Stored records
.....

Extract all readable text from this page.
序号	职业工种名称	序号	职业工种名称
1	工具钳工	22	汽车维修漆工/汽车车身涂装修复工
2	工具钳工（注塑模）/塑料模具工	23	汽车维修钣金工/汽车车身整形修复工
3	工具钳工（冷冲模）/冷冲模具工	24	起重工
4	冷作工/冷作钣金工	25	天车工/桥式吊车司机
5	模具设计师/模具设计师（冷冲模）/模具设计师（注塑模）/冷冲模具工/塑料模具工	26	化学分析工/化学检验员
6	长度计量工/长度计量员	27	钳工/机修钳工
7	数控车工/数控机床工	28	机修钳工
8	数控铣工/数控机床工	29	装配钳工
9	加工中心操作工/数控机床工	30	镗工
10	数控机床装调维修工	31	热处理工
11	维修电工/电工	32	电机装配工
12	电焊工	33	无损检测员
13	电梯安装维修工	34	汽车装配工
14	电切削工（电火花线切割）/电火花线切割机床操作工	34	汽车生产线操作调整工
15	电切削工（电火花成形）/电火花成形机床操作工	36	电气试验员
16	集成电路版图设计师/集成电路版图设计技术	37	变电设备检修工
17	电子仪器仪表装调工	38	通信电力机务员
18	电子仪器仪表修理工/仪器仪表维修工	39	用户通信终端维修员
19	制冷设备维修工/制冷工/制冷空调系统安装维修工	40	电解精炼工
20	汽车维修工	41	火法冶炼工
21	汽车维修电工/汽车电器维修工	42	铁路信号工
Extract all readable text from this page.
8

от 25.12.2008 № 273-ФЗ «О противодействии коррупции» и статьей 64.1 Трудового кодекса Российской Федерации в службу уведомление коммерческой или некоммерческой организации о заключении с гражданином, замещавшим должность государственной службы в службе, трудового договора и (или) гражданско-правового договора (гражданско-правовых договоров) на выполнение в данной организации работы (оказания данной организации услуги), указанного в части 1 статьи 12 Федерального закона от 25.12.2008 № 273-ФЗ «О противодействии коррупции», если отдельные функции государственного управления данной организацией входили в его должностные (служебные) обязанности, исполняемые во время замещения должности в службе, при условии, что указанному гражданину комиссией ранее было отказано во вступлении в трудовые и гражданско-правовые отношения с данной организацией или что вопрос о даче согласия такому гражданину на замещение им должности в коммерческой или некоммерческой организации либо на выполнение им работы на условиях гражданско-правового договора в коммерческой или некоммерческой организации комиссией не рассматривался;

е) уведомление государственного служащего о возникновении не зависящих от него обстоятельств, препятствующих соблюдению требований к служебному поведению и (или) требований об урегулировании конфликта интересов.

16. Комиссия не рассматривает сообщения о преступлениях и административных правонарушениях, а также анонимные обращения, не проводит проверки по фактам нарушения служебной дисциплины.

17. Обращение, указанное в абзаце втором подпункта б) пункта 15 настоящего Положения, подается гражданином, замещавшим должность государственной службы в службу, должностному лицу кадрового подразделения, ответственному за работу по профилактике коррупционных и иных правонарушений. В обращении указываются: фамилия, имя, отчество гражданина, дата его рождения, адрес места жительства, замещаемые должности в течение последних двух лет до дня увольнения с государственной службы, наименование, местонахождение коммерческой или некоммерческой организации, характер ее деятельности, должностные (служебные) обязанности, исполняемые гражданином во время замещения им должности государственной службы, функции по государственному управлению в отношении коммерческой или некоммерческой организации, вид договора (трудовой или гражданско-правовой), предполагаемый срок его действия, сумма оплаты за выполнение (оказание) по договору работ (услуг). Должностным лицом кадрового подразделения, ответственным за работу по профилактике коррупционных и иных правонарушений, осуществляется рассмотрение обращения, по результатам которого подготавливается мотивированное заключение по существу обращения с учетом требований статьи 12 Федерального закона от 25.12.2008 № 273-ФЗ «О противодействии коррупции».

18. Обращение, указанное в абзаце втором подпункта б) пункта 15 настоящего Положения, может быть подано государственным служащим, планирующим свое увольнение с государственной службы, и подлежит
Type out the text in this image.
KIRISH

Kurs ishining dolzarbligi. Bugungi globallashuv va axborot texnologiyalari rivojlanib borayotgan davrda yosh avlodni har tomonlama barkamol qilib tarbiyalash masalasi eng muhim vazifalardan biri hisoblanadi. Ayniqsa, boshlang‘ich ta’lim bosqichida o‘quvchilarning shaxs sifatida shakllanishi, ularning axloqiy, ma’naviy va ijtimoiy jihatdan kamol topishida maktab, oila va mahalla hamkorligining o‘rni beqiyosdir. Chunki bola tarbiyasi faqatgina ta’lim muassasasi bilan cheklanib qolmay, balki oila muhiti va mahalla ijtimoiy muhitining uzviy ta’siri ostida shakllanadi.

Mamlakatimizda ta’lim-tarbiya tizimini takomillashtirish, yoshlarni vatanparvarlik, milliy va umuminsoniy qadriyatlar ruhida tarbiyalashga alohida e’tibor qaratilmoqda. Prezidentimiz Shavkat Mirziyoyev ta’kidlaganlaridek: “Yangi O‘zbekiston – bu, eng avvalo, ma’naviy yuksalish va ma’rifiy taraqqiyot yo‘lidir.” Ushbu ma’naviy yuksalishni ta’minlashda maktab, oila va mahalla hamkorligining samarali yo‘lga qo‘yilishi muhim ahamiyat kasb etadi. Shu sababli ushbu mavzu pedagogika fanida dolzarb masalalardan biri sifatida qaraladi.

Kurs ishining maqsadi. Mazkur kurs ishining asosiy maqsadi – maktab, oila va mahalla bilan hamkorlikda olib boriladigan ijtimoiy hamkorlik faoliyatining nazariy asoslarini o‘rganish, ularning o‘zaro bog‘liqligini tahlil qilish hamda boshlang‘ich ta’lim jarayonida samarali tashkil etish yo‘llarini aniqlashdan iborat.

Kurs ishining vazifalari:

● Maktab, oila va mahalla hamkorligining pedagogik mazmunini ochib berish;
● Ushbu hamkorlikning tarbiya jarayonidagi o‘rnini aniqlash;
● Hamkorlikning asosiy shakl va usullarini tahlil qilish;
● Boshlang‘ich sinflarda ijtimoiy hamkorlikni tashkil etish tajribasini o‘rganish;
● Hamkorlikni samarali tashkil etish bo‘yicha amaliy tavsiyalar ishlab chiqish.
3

.....

## WRITTEN TASK
All of the records must be retyped exactly as they are.

## WRITTEN RESPONSE
Extract all readable text from this page.
序号	职业工种名称	序号	职业工种名称
1	工具钳工	22	汽车维修漆工/汽车车身涂装修复工
2	工具钳工（注塑模）/塑料模具工	23	汽车维修钣金工/汽车车身整形修复工
3	工具钳工（冷冲模）/冷冲模具工	24	起重工
4	冷作工/冷作钣金工	25	天车工/桥式吊车司机
5	模具设计师/模具设计师（冷冲模）/模具设计师（注塑模）/冷冲模具工/塑料模具工	26	化学分析工/化学检验员
6	长度计量工/长度计量员	27	钳工/机修钳工
7	数控车工/数控机床工	28	机修钳工
8	数控铣工/数控机床工	29	装配钳工
9	加工中心操作工/数控机床工	30	镗工
10	数控机床装调维修工	31	热处理工
11	维修电工/电工	32	电机装配工
12	电焊工	33	无损检测员
13	电梯安装维修工	34	汽车装配工
14	电切削工（电火花线切割）/电火花线切割机床操作工	34	汽车生产线操作调整工
15	电切削工（电火花成形）/电火花成形机床操作工	36	电气试验员
16	集成电路版图设计师/集成电路版图设计技术	37	变电设备检修工
17	电子仪器仪表装调工	38	通信电力机务员
18	电子仪器仪表修理工/仪器仪表维修工	39	用户通信终端维修员
19	制冷设备维修工/制冷工/制冷空调系统安装维修工	40	电解精炼工
20	汽车维修工	41	火法冶炼工
21	汽车维修电工/汽车电器维修工	42	铁路信号工
Extract all readable text from this page.
8

от 25.12.2008 № 273-ФЗ «О противодействии коррупции» и статьей 64.1 Трудового кодекса Российской Федерации в службу уведомление коммерческой или некоммерческой организации о заключении с гражданином, замещавшим должность государственной службы в службе, трудового договора и (или) гражданско-правового договора (гражданско-правовых договоров) на выполнение в данной организации работы (оказания данной организации услуги), указанного в части 1 статьи 12 Федерального закона от 25.12.2008 № 273-ФЗ «О противодействии коррупции», если отдельные функции государственного управления данной организацией входили в его должностные (служебные) обязанности, исполняемые во время замещения должности в службе, при условии, что указанному гражданину комиссией ранее было отказано во вступлении в трудовые и гражданско-правовые отношения с данной организацией или что вопрос о даче согласия такому гражданину на замещение им должности в коммерческой или некоммерческой организации либо на выполнение им работы на условиях гражданско-правового договора в коммерческой или некоммерческой организации комиссией не рассматривался;

е) уведомление государственного служащего о возникновении не зависящих от него обстоятельств, препятствующих соблюдению требований к служебному поведению и (или) требований об урегулировании конфликта интересов.

16. Комиссия не рассматривает сообщения о преступлениях и административных правонарушениях, а также анонимные обращения, не проводит проверки по фактам нарушения служебной дисциплины.

17. Обращение, указанное в абзаце втором подпункта б) пункта 15 настоящего Положения, подается гражданином, замещавшим должность государственной службы в службу, должностному лицу кадрового подразделения, ответственному за работу по профилактике коррупционных и иных правонарушений. В обращении указываются: фамилия, имя, отчество гражданина, дата его рождения, адрес места жительства, замещаемые должности в течение последних двух лет до дня увольнения с государственной службы, наименование, местонахождение коммерческой или некоммерческой организации, характер ее деятельности, должностные (служебные) обязанности, исполняемые гражданином во время замещения им должности государственной службы, функции по государственному управлению в отношении коммерческой или некоммерческой организации, вид договора (трудовой или гражданско-правовой), предполагаемый срок его действия, сумма оплаты за выполнение (оказание) по договору работ (услуг). Должностным лицом кадрового подразделения, ответственным за работу по профилактике коррупционных и иных правонарушений, осуществляется рассмотрение обращения, по результатам которого подготавливается мотивированное заключение по существу обращения с учетом требований статьи 12 Федерального закона от 25.12.2008 № 273-ФЗ «О противодействии коррупции».

18. Обращение, указанное в абзаце втором подпункта б) пункта 15 настоящего Положения, может быть подано государственным служащим, планирующим свое увольнение с государственной службы, и подлежит
Type out the text in this image.
KIRISH

Kurs ishining dolzarbligi. Bugungi globallashuv va axborot texnologiyalari rivojlanib borayotgan davrda yosh avlodni har tomonlama barkamol qilib tarbiyalash masalasi eng muhim vazifalardan biri hisoblanadi. Ayniqsa, boshlang‘ich ta’lim bosqichida o‘quvchilarning shaxs sifatida shakllanishi, ularning axloqiy, ma’naviy va ijtimoiy jihatdan kamol topishida maktab, oila va mahalla hamkorligining o‘rni beqiyosdir. Chunki bola tarbiyasi faqatgina ta’lim muassasasi bilan cheklanib qolmay, balki oila muhiti va mahalla ijtimoiy muhitining uzviy ta’siri ostida shakllanadi.

Mamlakatimizda ta’lim-tarbiya tizimini takomillashtirish, yoshlarni vatanparvarlik, milliy va umuminsoniy qadriyatlar ruhida tarbiyalashga alohida e’tibor qaratilmoqda. Prezidentimiz Shavkat Mirziyoyev ta’kidlaganlaridek: “Yangi O‘zbekiston – bu, eng avvalo, ma’naviy yuksalish va ma’rifiy taraqqiyot yo‘lidir.” Ushbu ma’naviy yuksalishni ta’minlashda maktab, oila va mahalla hamkorligining samarali yo‘lga qo‘yilishi muhim ahamiyat kasb etadi. Shu sababli ushbu mavzu pedagogika fanida dolzarb masalalardan biri sifatida qaraladi.

Kurs ishining maqsadi. Mazkur kurs ishining asosiy maqsadi – maktab, oila va mahalla bilan hamkorlikda olib boriladigan ijtimoiy hamkorlik faoliyatining nazariy asoslarini o‘rganish, ularning o‘zaro bog‘liqligini tahlil qilish hamda boshlang‘ich ta’lim jarayonida samarali tashkil etish yo‘llarini aniqlashdan iborat.

Kurs ishining vazifalari:

● Maktab, oila va mahalla hamkorligining pedagogik mazmunini ochib berish;
● Ushbu hamkorlikning tarbiya jarayonidagi o‘rnini aniqlash;
● Hamkorlikning asosiy shakl va usullarini tahlil qilish;
● Boshlang‘ich sinflarda ijtimoiy hamkorlikni tashkil etish tajribasini o‘rganish;
● Hamkorlikni samarali tashkil etish bo‘yicha amaliy tavsiyalar ishlab chiqish.
3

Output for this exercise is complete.